* _Records provided_:
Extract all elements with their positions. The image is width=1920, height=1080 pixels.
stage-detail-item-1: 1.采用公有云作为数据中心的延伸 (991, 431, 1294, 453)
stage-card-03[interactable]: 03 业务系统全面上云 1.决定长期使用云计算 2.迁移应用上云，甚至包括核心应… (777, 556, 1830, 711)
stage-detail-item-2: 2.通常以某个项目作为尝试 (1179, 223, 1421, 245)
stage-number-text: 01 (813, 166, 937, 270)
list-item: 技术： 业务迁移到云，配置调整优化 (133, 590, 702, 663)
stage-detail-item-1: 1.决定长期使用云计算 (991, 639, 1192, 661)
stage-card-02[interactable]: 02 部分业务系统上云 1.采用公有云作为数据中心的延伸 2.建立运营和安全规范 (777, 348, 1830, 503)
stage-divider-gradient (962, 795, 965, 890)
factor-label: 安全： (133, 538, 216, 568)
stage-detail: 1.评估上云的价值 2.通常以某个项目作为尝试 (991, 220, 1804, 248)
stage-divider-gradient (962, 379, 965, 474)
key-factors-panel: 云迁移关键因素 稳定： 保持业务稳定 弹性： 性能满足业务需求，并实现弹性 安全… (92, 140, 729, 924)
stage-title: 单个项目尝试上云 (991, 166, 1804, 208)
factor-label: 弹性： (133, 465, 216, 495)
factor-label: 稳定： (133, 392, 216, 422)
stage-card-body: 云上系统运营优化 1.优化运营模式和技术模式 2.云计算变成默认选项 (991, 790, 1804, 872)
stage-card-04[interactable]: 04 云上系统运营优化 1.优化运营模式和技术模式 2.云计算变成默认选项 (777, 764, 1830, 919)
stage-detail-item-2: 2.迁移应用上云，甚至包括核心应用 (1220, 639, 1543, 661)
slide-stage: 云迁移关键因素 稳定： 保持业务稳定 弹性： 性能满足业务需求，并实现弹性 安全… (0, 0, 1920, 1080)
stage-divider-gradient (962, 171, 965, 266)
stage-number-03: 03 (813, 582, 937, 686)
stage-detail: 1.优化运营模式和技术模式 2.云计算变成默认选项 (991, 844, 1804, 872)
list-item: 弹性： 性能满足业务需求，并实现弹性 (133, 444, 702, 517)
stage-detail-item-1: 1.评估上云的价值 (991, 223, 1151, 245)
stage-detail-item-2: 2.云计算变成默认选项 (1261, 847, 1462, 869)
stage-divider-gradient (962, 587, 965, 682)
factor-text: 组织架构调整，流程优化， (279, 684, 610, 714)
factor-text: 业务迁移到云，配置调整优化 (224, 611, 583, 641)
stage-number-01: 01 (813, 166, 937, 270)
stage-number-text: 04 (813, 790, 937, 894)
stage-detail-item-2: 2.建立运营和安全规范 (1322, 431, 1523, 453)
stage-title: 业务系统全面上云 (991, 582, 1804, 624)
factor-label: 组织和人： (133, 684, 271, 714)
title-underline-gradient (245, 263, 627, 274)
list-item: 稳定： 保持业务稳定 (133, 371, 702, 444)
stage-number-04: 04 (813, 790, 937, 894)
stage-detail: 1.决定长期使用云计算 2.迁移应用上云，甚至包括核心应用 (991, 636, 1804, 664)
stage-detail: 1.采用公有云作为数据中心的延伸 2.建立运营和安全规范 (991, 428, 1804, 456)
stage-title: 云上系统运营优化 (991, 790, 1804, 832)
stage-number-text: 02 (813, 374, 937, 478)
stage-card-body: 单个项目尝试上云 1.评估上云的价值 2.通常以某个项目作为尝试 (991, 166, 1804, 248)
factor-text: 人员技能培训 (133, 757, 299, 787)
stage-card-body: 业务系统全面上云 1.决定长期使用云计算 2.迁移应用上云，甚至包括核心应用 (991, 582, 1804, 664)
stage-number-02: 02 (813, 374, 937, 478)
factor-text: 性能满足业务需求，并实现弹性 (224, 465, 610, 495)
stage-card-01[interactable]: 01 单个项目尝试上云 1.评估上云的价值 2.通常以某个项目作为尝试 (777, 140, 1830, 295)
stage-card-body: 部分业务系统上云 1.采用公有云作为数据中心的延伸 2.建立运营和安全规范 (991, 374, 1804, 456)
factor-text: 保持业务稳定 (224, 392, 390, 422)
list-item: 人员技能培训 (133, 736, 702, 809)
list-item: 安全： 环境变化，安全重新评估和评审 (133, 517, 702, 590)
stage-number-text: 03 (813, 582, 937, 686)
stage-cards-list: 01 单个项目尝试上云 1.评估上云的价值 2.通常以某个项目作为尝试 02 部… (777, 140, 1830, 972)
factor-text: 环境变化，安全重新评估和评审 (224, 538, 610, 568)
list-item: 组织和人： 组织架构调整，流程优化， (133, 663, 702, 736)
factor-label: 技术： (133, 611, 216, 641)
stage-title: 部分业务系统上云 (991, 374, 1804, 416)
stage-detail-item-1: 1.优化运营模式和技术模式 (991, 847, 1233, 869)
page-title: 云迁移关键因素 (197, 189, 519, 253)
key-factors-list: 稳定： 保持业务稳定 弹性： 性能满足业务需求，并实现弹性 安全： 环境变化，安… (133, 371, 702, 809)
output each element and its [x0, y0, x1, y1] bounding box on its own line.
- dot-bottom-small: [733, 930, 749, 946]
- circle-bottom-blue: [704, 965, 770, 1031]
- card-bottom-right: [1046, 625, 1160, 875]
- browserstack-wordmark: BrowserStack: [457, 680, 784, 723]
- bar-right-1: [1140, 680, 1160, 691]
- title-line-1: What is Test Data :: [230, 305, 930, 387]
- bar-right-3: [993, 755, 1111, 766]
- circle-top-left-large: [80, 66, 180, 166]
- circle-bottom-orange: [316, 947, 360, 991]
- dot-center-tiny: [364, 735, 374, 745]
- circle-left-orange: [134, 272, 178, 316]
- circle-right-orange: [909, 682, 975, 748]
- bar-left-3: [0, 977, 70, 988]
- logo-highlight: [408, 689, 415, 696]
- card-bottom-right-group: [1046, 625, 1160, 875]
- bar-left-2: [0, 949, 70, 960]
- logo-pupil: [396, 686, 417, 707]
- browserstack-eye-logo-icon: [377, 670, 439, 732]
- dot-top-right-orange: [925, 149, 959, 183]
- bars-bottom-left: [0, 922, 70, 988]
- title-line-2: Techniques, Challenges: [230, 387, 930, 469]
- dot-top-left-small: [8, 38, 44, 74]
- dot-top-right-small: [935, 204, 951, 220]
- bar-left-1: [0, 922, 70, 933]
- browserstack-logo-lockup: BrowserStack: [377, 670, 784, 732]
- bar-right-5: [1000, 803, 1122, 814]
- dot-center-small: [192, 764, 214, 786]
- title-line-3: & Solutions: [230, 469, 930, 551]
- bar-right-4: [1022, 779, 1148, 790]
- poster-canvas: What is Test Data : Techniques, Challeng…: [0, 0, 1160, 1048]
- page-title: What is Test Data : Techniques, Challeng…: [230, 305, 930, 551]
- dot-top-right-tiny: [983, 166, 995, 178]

* _Work to be completed_: Please return every line of the listing above word for word, leaving nothing out and changing nothing.

* _Written response_:
Extract all elements with their positions. The image is width=1920, height=1080 pixels.
stage-detail-item-1: 1.采用公有云作为数据中心的延伸 (991, 431, 1294, 453)
stage-card-03[interactable]: 03 业务系统全面上云 1.决定长期使用云计算 2.迁移应用上云，甚至包括核心应… (777, 556, 1830, 711)
stage-detail-item-2: 2.通常以某个项目作为尝试 (1179, 223, 1421, 245)
stage-number-text: 01 (813, 166, 937, 270)
list-item: 技术： 业务迁移到云，配置调整优化 (133, 590, 702, 663)
stage-detail-item-1: 1.决定长期使用云计算 (991, 639, 1192, 661)
stage-card-02[interactable]: 02 部分业务系统上云 1.采用公有云作为数据中心的延伸 2.建立运营和安全规范 (777, 348, 1830, 503)
stage-divider-gradient (962, 795, 965, 890)
factor-label: 安全： (133, 538, 216, 568)
stage-detail: 1.评估上云的价值 2.通常以某个项目作为尝试 (991, 220, 1804, 248)
stage-divider-gradient (962, 379, 965, 474)
key-factors-panel: 云迁移关键因素 稳定： 保持业务稳定 弹性： 性能满足业务需求，并实现弹性 安全… (92, 140, 729, 924)
stage-title: 单个项目尝试上云 (991, 166, 1804, 208)
factor-label: 弹性： (133, 465, 216, 495)
factor-label: 稳定： (133, 392, 216, 422)
stage-card-body: 云上系统运营优化 1.优化运营模式和技术模式 2.云计算变成默认选项 (991, 790, 1804, 872)
stage-card-04[interactable]: 04 云上系统运营优化 1.优化运营模式和技术模式 2.云计算变成默认选项 (777, 764, 1830, 919)
stage-detail-item-2: 2.迁移应用上云，甚至包括核心应用 (1220, 639, 1543, 661)
slide-stage: 云迁移关键因素 稳定： 保持业务稳定 弹性： 性能满足业务需求，并实现弹性 安全… (0, 0, 1920, 1080)
stage-divider-gradient (962, 171, 965, 266)
stage-number-03: 03 (813, 582, 937, 686)
stage-detail: 1.优化运营模式和技术模式 2.云计算变成默认选项 (991, 844, 1804, 872)
list-item: 弹性： 性能满足业务需求，并实现弹性 (133, 444, 702, 517)
stage-detail-item-1: 1.评估上云的价值 (991, 223, 1151, 245)
stage-detail-item-2: 2.云计算变成默认选项 (1261, 847, 1462, 869)
stage-divider-gradient (962, 587, 965, 682)
factor-text: 组织架构调整，流程优化， (279, 684, 610, 714)
factor-text: 业务迁移到云，配置调整优化 (224, 611, 583, 641)
stage-number-01: 01 (813, 166, 937, 270)
stage-number-text: 04 (813, 790, 937, 894)
stage-detail-item-2: 2.建立运营和安全规范 (1322, 431, 1523, 453)
stage-title: 业务系统全面上云 (991, 582, 1804, 624)
factor-label: 组织和人： (133, 684, 271, 714)
title-underline-gradient (245, 263, 627, 274)
list-item: 稳定： 保持业务稳定 (133, 371, 702, 444)
stage-number-04: 04 (813, 790, 937, 894)
stage-detail: 1.决定长期使用云计算 2.迁移应用上云，甚至包括核心应用 (991, 636, 1804, 664)
stage-detail: 1.采用公有云作为数据中心的延伸 2.建立运营和安全规范 (991, 428, 1804, 456)
stage-title: 云上系统运营优化 (991, 790, 1804, 832)
stage-number-text: 02 (813, 374, 937, 478)
stage-card-body: 单个项目尝试上云 1.评估上云的价值 2.通常以某个项目作为尝试 (991, 166, 1804, 248)
factor-text: 人员技能培训 (133, 757, 299, 787)
stage-card-body: 业务系统全面上云 1.决定长期使用云计算 2.迁移应用上云，甚至包括核心应用 (991, 582, 1804, 664)
stage-number-02: 02 (813, 374, 937, 478)
factor-text: 性能满足业务需求，并实现弹性 (224, 465, 610, 495)
stage-card-01[interactable]: 01 单个项目尝试上云 1.评估上云的价值 2.通常以某个项目作为尝试 (777, 140, 1830, 295)
stage-card-body: 部分业务系统上云 1.采用公有云作为数据中心的延伸 2.建立运营和安全规范 (991, 374, 1804, 456)
factor-text: 保持业务稳定 (224, 392, 390, 422)
list-item: 人员技能培训 (133, 736, 702, 809)
list-item: 安全： 环境变化，安全重新评估和评审 (133, 517, 702, 590)
stage-number-text: 03 (813, 582, 937, 686)
stage-cards-list: 01 单个项目尝试上云 1.评估上云的价值 2.通常以某个项目作为尝试 02 部… (777, 140, 1830, 972)
factor-text: 环境变化，安全重新评估和评审 (224, 538, 610, 568)
list-item: 组织和人： 组织架构调整，流程优化， (133, 663, 702, 736)
factor-label: 技术： (133, 611, 216, 641)
stage-title: 部分业务系统上云 (991, 374, 1804, 416)
stage-detail-item-1: 1.优化运营模式和技术模式 (991, 847, 1233, 869)
page-title: 云迁移关键因素 (197, 189, 519, 253)
key-factors-list: 稳定： 保持业务稳定 弹性： 性能满足业务需求，并实现弹性 安全： 环境变化，安… (133, 371, 702, 809)
output each element and its [x0, y0, x1, y1] bounding box on its own line.
- dot-bottom-small: [733, 930, 749, 946]
- circle-bottom-blue: [704, 965, 770, 1031]
- card-bottom-right: [1046, 625, 1160, 875]
- browserstack-wordmark: BrowserStack: [457, 680, 784, 723]
- bar-right-1: [1140, 680, 1160, 691]
- title-line-1: What is Test Data :: [230, 305, 930, 387]
- bar-right-3: [993, 755, 1111, 766]
- circle-top-left-large: [80, 66, 180, 166]
- circle-bottom-orange: [316, 947, 360, 991]
- dot-center-tiny: [364, 735, 374, 745]
- circle-left-orange: [134, 272, 178, 316]
- circle-right-orange: [909, 682, 975, 748]
- bar-left-3: [0, 977, 70, 988]
- logo-highlight: [408, 689, 415, 696]
- card-bottom-right-group: [1046, 625, 1160, 875]
- bar-left-2: [0, 949, 70, 960]
- logo-pupil: [396, 686, 417, 707]
- browserstack-eye-logo-icon: [377, 670, 439, 732]
- dot-top-right-orange: [925, 149, 959, 183]
- bars-bottom-left: [0, 922, 70, 988]
- title-line-2: Techniques, Challenges: [230, 387, 930, 469]
- dot-top-left-small: [8, 38, 44, 74]
- dot-top-right-small: [935, 204, 951, 220]
- bar-left-1: [0, 922, 70, 933]
- browserstack-logo-lockup: BrowserStack: [377, 670, 784, 732]
- bar-right-5: [1000, 803, 1122, 814]
- dot-center-small: [192, 764, 214, 786]
- title-line-3: & Solutions: [230, 469, 930, 551]
- bar-right-4: [1022, 779, 1148, 790]
- poster-canvas: What is Test Data : Techniques, Challeng…: [0, 0, 1160, 1048]
- page-title: What is Test Data : Techniques, Challeng…: [230, 305, 930, 551]
- dot-top-right-tiny: [983, 166, 995, 178]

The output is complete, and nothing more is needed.